● Page extract
An available server environment (ASE) manages a collection of systems and the shared SCSI buses to which they are connected, and provides an environment in which services can be started, stopped, and automatically relocated in response to a software or hardware failure. ASEs provide high availability and increase storage capacity, reduce performance bottlenecks, and permit a wider range of configurations.
An Available Server configuration contains but a single ASE. A Production Server configuration contains one or more ASEs. As discussed in the TruCluster Software Products Software Installation manual, when you install the Production Server Software, you identify each ASE that is to exist within the cluster by assigning an ASE identifier (ASE_ID) to those members that are to participate in an ASE.
The ASE_ID is a value from 0 to 63 that cluster software uses to uniquely identify the ASE in which the system resides within the cluster. Each ASE has a unique ASE_ID; all systems in the same ASE share the same ASE_ID. (In an Available Server configuration, all systems have an ASE_ID of 0. You are not prompted to supply an ASE_ID during software installation.)

● Dataset
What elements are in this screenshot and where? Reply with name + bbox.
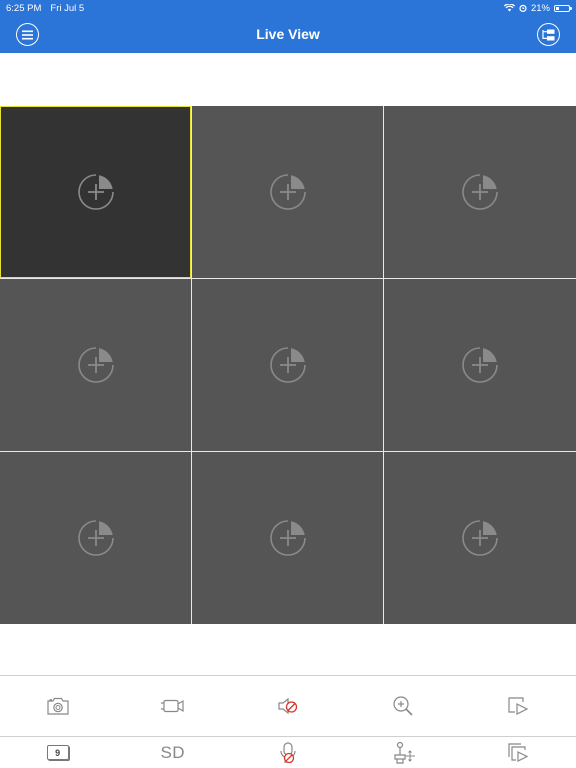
status-date: Fri Jul 5 bbox=[50, 2, 85, 14]
audio-muted-icon bbox=[278, 697, 298, 715]
stream-quality-button[interactable]: SD bbox=[123, 743, 223, 763]
battery-icon bbox=[554, 4, 572, 12]
add-camera-icon bbox=[269, 347, 306, 383]
status-time: 6:25 PM bbox=[6, 2, 42, 14]
zoom-button[interactable] bbox=[353, 695, 453, 717]
add-camera-icon bbox=[462, 347, 498, 383]
video-cell[interactable] bbox=[192, 279, 383, 451]
add-camera-icon bbox=[462, 520, 498, 556]
toolbar-top bbox=[0, 675, 576, 736]
video-cell[interactable] bbox=[384, 279, 576, 451]
device-list-button[interactable] bbox=[537, 23, 560, 46]
audio-toggle-button[interactable] bbox=[238, 696, 338, 716]
video-cell[interactable] bbox=[384, 452, 576, 624]
record-button[interactable] bbox=[123, 697, 223, 715]
split-screen-button[interactable]: 9 bbox=[8, 745, 108, 760]
zoom-icon bbox=[393, 696, 413, 716]
add-camera-icon bbox=[77, 347, 114, 383]
live-view-grid bbox=[0, 106, 576, 624]
add-camera-icon bbox=[269, 520, 306, 556]
page-title: Live View bbox=[256, 26, 320, 42]
multi-playback-icon bbox=[508, 742, 529, 762]
stream-quality-label: SD bbox=[160, 742, 186, 762]
video-cell[interactable] bbox=[0, 106, 191, 278]
ptz-icon bbox=[394, 741, 416, 764]
menu-button[interactable] bbox=[16, 23, 39, 46]
battery-level bbox=[556, 6, 559, 10]
multi-playback-button[interactable] bbox=[468, 742, 568, 764]
video-cell[interactable] bbox=[384, 106, 576, 278]
add-camera-icon bbox=[77, 520, 114, 556]
record-icon bbox=[160, 699, 184, 713]
split-screen-icon: 9 bbox=[46, 745, 69, 760]
playback-button[interactable] bbox=[468, 696, 568, 716]
snapshot-button[interactable] bbox=[8, 697, 108, 715]
device-list-icon bbox=[542, 29, 555, 40]
video-cell[interactable] bbox=[0, 279, 191, 451]
playback-icon bbox=[508, 697, 529, 715]
status-bar: 6:25 PM Fri Jul 5 21% bbox=[0, 0, 576, 16]
video-cell[interactable] bbox=[192, 106, 383, 278]
menu-icon bbox=[22, 30, 33, 39]
toolbar-bottom: 9 SD bbox=[0, 736, 576, 768]
add-camera-icon bbox=[77, 174, 114, 210]
add-camera-icon bbox=[462, 174, 498, 210]
alarm-icon bbox=[519, 4, 527, 12]
talk-button[interactable] bbox=[238, 741, 338, 765]
snapshot-icon bbox=[46, 697, 69, 715]
video-cell[interactable] bbox=[192, 452, 383, 624]
add-camera-icon bbox=[269, 174, 306, 210]
talk-disabled-icon bbox=[280, 741, 296, 763]
battery-percent: 21% bbox=[530, 2, 550, 14]
nav-bar: Live View bbox=[0, 16, 576, 53]
wifi-icon bbox=[503, 4, 515, 12]
ptz-button[interactable] bbox=[353, 741, 453, 765]
video-cell[interactable] bbox=[0, 452, 191, 624]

● What this exercise asks
• a. From the available server environment text, extract the passage that begins at the words "The ASE_ID is" and stops after the words "during software installation.)".
• b. Using the available server environment text, answer these questions.
(i) What does an ASE manage?
(ii) How many ASEs does an Available Server configuration contain?
(iii) What range of values can an ASE_ID take?

● Solutions below
• a.
The ASE_ID is a value from 0 to 63 that cluster software uses to uniquely identify the ASE in which the system resides within the cluster. Each ASE has a unique ASE_ID; all systems in the same ASE share the same ASE_ID. (In an Available Server configuration, all systems have an ASE_ID of 0. You are not prompted to supply an ASE_ID during software installation.)

• b.
(i) A collection of systems and the shared SCSI buses to which they are connected.
(ii) A single ASE.
(iii) From 0 to 63.